■ PROVIDED TEXT:
* Begin *

You know who George Buggs is, though you probably don't remember. But I remember.
In 2003, I was the managing editor of The People-Sentinel in Barnwell. When the war broke out, the publisher said we had to do something for the troops. that's it. Something. No explanation or ideas.
i brainstormed with my lone reporter, and we came up with an idea.
Just days into the war in Iraq, a story was foisted on the American public about a little girl from West Virginia in a military convoy gone astray who bravely fought off swarming Iraqis until she ran out of ammo. She was later rescued by a special ops team.
Turned out it wasn't quite true. She was captured, but never fired a shot. She had broken legs It was a cynical attempt to manufacture a heroic symbol. The worst part of it was others were killed in that convoy, but they were ignored, and are, in many ways, still forgotten.
George Edward Buggs was in that same convoy with Jessica Lynch. He might have been in the same vehicle. We'll never know for sure what really happened. But while Jessica Lynch survived and was rescued, George Buggs was one of eight soldiers killed in that action, the first soldier from South Carolina to be killed in either of these latest wars.
Because of what we had done in our paper, we should have been prepared. But Buggs' family had not filled out a little slip of paper nor given us his photo. We had to go find them to get their story.
Over the course of two weeks and three papers, we covered the story of his life and death as well as any paper.
Like a good community paper, we not only wrote stories, but we helped the funeral home with some of the things they needed. We enlarged the few, poor Polaroids the family had, for one thing.

* End *

■ DATASET RECORDS:
* Begin *

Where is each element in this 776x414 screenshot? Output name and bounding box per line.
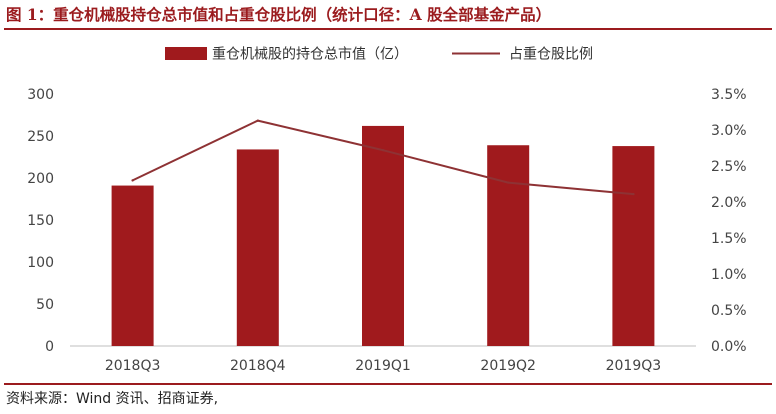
x-tick-label: 2019Q2 <box>480 358 536 374</box>
y-left-tick-label: 200 <box>27 171 54 187</box>
x-tick-label: 2019Q3 <box>606 358 662 374</box>
figure-title: 图 1：重仓机械股持仓总市值和占重仓股比例（统计口径：A 股全部基金产品） <box>6 5 552 24</box>
line-point <box>256 119 259 122</box>
legend: 重仓机械股的持仓总市值（亿） 占重仓股比例 <box>165 46 593 63</box>
title-divider <box>4 28 772 30</box>
line-point <box>131 179 134 182</box>
combo-chart: 重仓机械股的持仓总市值（亿） 占重仓股比例 0 50 100 150 200 250 300… <box>27 46 747 375</box>
y-left-tick-label: 0 <box>45 339 54 355</box>
y-right-tick-label: 3.0% <box>711 123 747 139</box>
bar-series <box>111 125 655 346</box>
bar <box>111 185 154 346</box>
line-point <box>381 148 385 152</box>
y-right-tick-label: 1.0% <box>711 267 747 283</box>
y-right-tick-label: 2.5% <box>711 159 747 175</box>
bar <box>236 149 279 346</box>
legend-line-label: 占重仓股比例 <box>509 47 593 63</box>
y-left-tick-label: 100 <box>27 255 54 271</box>
y-right-tick-label: 1.5% <box>711 231 747 247</box>
y-left-tick-label: 50 <box>36 297 54 313</box>
source-note: 资料来源：Wind 资讯、招商证券, <box>6 391 219 407</box>
y-right-tick-label: 3.5% <box>711 87 747 103</box>
bar <box>612 146 655 346</box>
x-tick-label: 2019Q1 <box>355 358 411 374</box>
y-left-tick-label: 250 <box>27 129 54 145</box>
y-right-tick-label: 0.0% <box>711 339 747 355</box>
bar <box>362 125 404 346</box>
y-axis-left: 0 50 100 150 200 250 300 <box>27 87 54 355</box>
x-axis: 2018Q3 2018Q4 2019Q1 2019Q2 2019Q3 <box>105 358 661 374</box>
x-tick-label: 2018Q4 <box>230 358 286 374</box>
y-left-tick-label: 300 <box>27 87 54 103</box>
line-point <box>507 181 510 184</box>
bar <box>487 145 530 346</box>
source-divider <box>4 383 772 385</box>
line-point <box>632 192 635 196</box>
legend-bar-swatch <box>165 47 207 60</box>
y-axis-right: 0.0% 0.5% 1.0% 1.5% 2.0% 2.5% 3.0% 3.5% <box>711 87 747 355</box>
y-right-tick-label: 0.5% <box>711 303 747 319</box>
y-left-tick-label: 150 <box>27 213 54 229</box>
line-series <box>131 119 635 196</box>
y-right-tick-label: 2.0% <box>711 195 747 211</box>
x-tick-label: 2018Q3 <box>105 358 161 374</box>
legend-bar-label: 重仓机械股的持仓总市值（亿） <box>212 46 408 63</box>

* End *

■ OBJECTIVE 1: In the essay about George Buggs, what newspaper was the writer the managing editor of in 2003?
■ OBJECTIVE 2:
Decide whether each statement agrees with the essay about George Buggs. Answer yes or no, and quote the deciding words.
(a) The writer's newspaper had several reporters.
(b) George Buggs was the first soldier from South Carolina killed in either of the recent wars.
(c) Buggs' family had given the paper his photo before his death was reported.

■ COMPLETE OUTPUT 1: The People-Sentinel in Barnwell.

■ COMPLETE OUTPUT 2:
(a) No: "i brainstormed with my lone reporter"
(b) Yes: "the first soldier from South Carolina to be killed in either of these latest wars"
(c) No: "Buggs' family had not filled out a little slip of paper nor given us his photo"